- _EXERCISE OBJECTIVE_: Skip every picture and transcribe the remaining material exactly.

- _DATASET EXCERPTS_:
◇ ◇ ◇ ◇ ◇ ◇ ◇

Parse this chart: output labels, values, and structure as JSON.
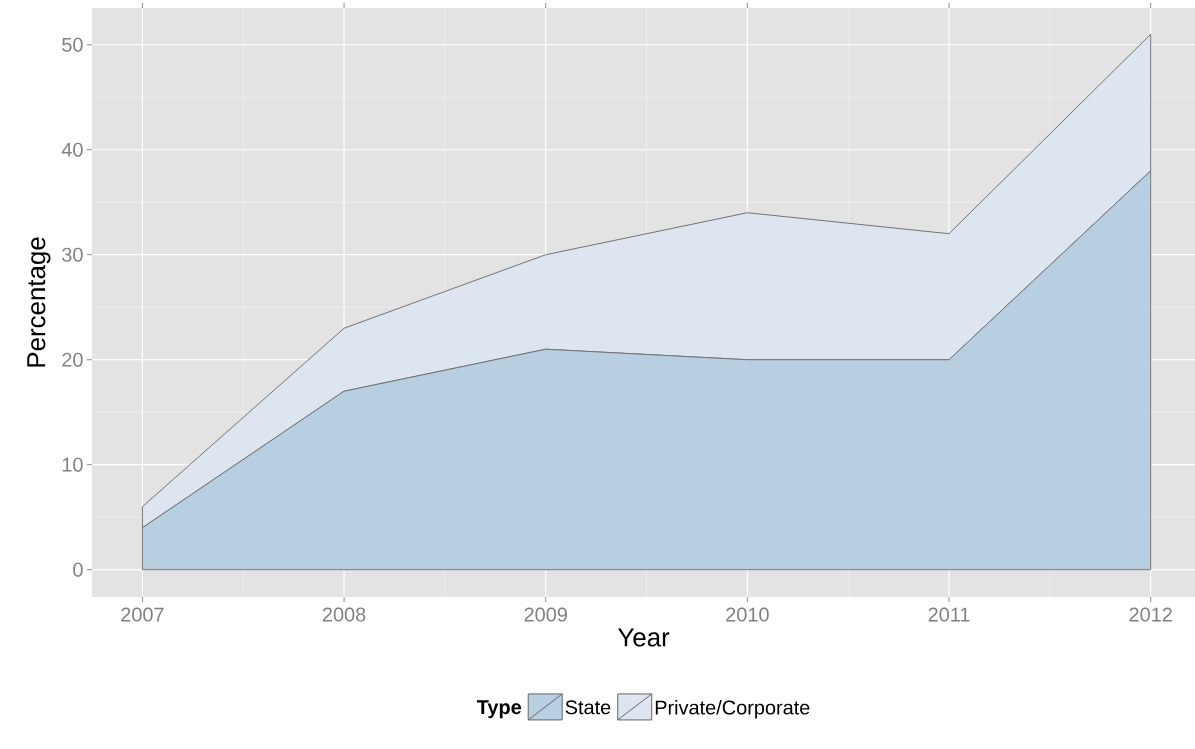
{
  "chart_data": {
    "type": "area",
    "stacked": true,
    "xlabel": "Year",
    "ylabel": "Percentage",
    "legend_title": "Type",
    "x": [
      2007,
      2008,
      2009,
      2010,
      2011,
      2012
    ],
    "series": [
      {
        "name": "State",
        "color": "#b8cfe2",
        "values": [
          4,
          17,
          21,
          20,
          20,
          38
        ]
      },
      {
        "name": "Private/Corporate",
        "color": "#dde6f0",
        "values": [
          2,
          6,
          9,
          14,
          12,
          13
        ]
      }
    ],
    "xlim": [
      2006.75,
      2012.22
    ],
    "ylim": [
      -2.6,
      53.5
    ],
    "xticks": [
      2007,
      2008,
      2009,
      2010,
      2011,
      2012
    ],
    "yticks": [
      0,
      10,
      20,
      30,
      40,
      50
    ],
    "grid": true,
    "legend": "bottom"
  }
}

◇ ◇ ◇ ◇ ◇ ◇ ◇

- _OUTPUT BELOW_:
Parse this chart: output labels, values, and structure as JSON.
{
  "chart_data": {
    "type": "area",
    "stacked": true,
    "xlabel": "Year",
    "ylabel": "Percentage",
    "legend_title": "Type",
    "x": [
      2007,
      2008,
      2009,
      2010,
      2011,
      2012
    ],
    "series": [
      {
        "name": "State",
        "color": "#b8cfe2",
        "values": [
          4,
          17,
          21,
          20,
          20,
          38
        ]
      },
      {
        "name": "Private/Corporate",
        "color": "#dde6f0",
        "values": [
          2,
          6,
          9,
          14,
          12,
          13
        ]
      }
    ],
    "xlim": [
      2006.75,
      2012.22
    ],
    "ylim": [
      -2.6,
      53.5
    ],
    "xticks": [
      2007,
      2008,
      2009,
      2010,
      2011,
      2012
    ],
    "yticks": [
      0,
      10,
      20,
      30,
      40,
      50
    ],
    "grid": true,
    "legend": "bottom"
  }
}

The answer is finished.